January 11, 2024 - Technical Evangelist

  • *The Supply Chain is vulnerable at all levels, from the code to the distribution
  • *Node.js repository was effectively locked after a developer uploaded a malicious package

It’s often hard to differentiate between intended and unintended consequences. A recent “prank” over the holidays complicated life for Node.js developers, underscoring a familiar adage: no good deed goes unpunished. 

There is some story telling involved, so popcorn is definitely recommended for this one.

In the faraway times of 2016…


…a Node.js developer created a package named “leftpad,” a mere 11 lines of code. Padding strings is a common task for developers, who typically prefer not to reinvent the wheel (the Don’t Repeat Yourself – DRY – programming principle). 

Naturally, many chose to import “leftpad” into their projects. But this reliance introduced a vulnerability – exposure to any issues with “leftpad,” whether bugs, security gaps, or the whims of its creator. In a dramatic turn, the developer of “leftpad,” citing the right to remove his work, did just that. This action crashed a significant number of major websites, highlighting the fragility of such dependencies. In fairness, the author did provide some reasons to do so, and whether you agree with commercialization of open source code by corporations will shift your view on it (you can read more about it here, if you’re so inclined).*

Ultimately, the removal of “leftpad” caused severe disruption across numerous third-party packages and websites. To prevent a recurrence, the npm registry implemented a policy: a package can’t be unpublished if it’s a dependency for another package. This rule seemed effective for some time.

Data shown
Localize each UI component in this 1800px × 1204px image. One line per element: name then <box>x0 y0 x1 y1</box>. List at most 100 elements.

Task instructions
1 > Rewrite everything in the leftpad article from "There is some" down to "DRY – programming principle).", putting "coffee" in place of "popcorn".
2 > Based on the leftpad article, mark each statement yes or no, and quote the words that decide it: (a) The leftpad package was 11 lines of code. (b) After the incident, npm let any package be unpublished at any time. (c) The author of leftpad gave no reasons for removing it.

Answers for this exercise
1 >
There is some story telling involved, so coffee is definitely recommended for this one.

In the faraway times of 2016…


…a Node.js developer created a package named “leftpad,” a mere 11 lines of code. Padding strings is a common task for developers, who typically prefer not to reinvent the wheel (the Don’t Repeat Yourself – DRY – programming principle).

2 >
(a) Yes: "a mere 11 lines of code"
(b) No: "a package can’t be unpublished if it’s a dependency for another package"
(c) No: "the author did provide some reasons to do so"